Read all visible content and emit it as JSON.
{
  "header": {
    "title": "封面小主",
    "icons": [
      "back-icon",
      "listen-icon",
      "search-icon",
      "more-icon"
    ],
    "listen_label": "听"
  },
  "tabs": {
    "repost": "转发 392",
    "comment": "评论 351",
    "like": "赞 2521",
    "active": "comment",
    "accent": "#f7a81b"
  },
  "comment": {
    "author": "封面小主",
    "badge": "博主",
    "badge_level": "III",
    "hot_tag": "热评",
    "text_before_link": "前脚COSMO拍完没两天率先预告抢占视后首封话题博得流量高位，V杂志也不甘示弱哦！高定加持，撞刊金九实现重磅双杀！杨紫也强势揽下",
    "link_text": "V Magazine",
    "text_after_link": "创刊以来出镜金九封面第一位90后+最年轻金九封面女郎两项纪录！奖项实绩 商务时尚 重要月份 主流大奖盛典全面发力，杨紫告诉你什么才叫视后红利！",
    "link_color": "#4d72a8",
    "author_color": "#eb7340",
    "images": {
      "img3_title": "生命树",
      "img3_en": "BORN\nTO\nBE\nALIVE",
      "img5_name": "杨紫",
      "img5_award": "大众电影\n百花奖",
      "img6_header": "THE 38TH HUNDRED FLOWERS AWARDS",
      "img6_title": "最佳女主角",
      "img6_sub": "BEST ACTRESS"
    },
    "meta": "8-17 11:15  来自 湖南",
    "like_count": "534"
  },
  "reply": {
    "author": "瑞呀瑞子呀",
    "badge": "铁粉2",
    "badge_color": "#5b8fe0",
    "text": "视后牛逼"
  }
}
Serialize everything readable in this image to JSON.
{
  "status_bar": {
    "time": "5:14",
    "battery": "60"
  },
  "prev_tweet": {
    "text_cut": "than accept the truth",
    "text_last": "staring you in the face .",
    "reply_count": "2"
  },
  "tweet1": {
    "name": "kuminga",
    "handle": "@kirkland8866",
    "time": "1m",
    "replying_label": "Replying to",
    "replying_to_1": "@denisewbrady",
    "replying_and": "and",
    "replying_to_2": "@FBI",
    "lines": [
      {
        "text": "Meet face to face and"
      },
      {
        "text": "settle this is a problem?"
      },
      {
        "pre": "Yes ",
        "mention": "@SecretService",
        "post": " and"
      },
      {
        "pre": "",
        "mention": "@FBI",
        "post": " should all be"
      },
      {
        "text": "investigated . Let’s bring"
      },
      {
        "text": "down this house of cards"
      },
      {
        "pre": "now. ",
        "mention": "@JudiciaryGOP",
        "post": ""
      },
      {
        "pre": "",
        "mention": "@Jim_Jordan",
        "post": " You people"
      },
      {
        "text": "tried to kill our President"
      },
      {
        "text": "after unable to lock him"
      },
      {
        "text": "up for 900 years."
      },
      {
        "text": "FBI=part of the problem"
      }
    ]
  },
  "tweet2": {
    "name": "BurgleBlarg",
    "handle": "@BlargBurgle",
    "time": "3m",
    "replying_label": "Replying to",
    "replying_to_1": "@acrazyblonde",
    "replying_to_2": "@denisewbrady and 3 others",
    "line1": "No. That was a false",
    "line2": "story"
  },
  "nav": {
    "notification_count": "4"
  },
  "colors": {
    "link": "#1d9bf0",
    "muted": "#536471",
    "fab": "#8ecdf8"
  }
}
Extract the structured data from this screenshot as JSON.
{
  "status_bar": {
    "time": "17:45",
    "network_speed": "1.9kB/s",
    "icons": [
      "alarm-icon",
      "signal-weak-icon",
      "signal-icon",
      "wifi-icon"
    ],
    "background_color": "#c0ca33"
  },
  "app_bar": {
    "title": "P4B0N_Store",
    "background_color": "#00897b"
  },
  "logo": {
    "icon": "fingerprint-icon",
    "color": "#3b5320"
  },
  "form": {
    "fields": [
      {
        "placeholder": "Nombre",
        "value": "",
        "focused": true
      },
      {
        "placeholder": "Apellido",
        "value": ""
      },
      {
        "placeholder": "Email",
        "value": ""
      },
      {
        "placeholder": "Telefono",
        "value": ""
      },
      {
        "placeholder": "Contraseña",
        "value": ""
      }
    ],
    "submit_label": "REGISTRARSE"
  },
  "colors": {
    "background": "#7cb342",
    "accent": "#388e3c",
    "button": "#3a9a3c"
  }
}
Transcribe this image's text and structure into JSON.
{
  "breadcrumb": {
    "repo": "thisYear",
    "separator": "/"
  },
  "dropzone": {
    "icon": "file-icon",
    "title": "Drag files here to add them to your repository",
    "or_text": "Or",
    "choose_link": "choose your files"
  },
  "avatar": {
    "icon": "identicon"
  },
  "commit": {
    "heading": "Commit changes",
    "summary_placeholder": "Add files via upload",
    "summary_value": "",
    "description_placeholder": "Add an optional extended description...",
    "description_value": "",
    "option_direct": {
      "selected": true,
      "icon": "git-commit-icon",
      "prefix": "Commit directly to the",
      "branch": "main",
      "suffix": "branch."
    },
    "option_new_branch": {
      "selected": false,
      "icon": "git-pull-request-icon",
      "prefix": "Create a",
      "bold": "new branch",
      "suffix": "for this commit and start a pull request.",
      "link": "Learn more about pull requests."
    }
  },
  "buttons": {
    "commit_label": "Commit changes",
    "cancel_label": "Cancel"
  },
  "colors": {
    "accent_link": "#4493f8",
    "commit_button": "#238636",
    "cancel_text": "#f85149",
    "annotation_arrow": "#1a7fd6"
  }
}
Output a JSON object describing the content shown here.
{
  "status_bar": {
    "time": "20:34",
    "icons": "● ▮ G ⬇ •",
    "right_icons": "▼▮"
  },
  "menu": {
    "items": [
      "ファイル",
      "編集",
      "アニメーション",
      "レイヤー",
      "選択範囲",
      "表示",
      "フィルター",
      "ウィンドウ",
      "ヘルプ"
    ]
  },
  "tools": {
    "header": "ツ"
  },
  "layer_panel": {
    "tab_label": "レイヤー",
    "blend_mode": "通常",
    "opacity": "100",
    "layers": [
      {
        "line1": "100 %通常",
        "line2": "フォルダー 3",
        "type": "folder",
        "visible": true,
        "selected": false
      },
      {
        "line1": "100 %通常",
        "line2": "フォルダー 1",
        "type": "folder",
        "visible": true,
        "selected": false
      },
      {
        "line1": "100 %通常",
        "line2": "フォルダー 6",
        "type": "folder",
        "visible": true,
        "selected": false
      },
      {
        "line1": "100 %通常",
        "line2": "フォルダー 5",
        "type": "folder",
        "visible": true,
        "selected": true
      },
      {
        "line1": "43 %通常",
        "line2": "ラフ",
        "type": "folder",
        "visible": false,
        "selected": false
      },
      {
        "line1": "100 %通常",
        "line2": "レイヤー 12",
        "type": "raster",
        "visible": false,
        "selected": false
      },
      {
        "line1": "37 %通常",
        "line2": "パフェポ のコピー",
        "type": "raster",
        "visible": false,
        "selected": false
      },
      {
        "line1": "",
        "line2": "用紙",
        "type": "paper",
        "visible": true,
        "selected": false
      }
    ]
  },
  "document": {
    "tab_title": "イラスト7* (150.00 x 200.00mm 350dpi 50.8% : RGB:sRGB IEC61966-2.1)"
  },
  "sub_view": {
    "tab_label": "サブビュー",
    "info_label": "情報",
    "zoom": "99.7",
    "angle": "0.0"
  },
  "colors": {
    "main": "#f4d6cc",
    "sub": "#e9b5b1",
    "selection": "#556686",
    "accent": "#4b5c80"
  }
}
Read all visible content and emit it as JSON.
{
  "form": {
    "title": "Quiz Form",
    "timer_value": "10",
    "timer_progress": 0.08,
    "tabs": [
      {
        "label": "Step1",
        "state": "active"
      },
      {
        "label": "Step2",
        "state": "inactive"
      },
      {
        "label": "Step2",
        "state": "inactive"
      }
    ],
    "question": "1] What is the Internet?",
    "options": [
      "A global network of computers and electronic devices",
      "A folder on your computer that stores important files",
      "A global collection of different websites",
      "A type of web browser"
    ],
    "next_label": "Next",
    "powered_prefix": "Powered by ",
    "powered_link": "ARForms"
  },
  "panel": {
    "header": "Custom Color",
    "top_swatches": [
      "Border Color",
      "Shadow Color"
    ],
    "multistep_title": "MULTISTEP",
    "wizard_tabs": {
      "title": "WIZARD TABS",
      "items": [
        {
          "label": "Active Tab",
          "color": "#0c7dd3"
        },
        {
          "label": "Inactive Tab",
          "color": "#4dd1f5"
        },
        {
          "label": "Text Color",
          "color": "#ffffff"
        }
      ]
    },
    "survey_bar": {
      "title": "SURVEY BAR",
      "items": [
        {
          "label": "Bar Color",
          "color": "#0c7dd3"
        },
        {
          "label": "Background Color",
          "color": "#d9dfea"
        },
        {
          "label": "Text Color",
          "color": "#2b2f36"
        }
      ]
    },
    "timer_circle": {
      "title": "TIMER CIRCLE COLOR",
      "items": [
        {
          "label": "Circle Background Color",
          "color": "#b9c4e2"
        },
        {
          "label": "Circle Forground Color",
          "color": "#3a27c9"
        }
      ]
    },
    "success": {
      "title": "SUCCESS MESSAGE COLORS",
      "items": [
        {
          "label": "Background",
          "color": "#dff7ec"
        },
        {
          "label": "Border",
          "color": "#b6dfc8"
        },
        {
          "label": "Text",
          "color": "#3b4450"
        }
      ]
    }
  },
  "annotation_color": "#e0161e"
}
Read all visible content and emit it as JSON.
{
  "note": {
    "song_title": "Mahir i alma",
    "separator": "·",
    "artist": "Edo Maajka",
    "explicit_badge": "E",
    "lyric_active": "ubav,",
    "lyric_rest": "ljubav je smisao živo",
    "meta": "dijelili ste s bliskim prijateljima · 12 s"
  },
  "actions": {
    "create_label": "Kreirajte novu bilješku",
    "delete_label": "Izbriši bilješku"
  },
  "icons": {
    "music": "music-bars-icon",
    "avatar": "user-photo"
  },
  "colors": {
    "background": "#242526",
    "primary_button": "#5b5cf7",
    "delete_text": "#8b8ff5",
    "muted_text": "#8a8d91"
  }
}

____________

Search the listing for the word "more" and return each line that holds it.

- Problem solution:
      "more-icon"
      "link": "Learn more about pull requests."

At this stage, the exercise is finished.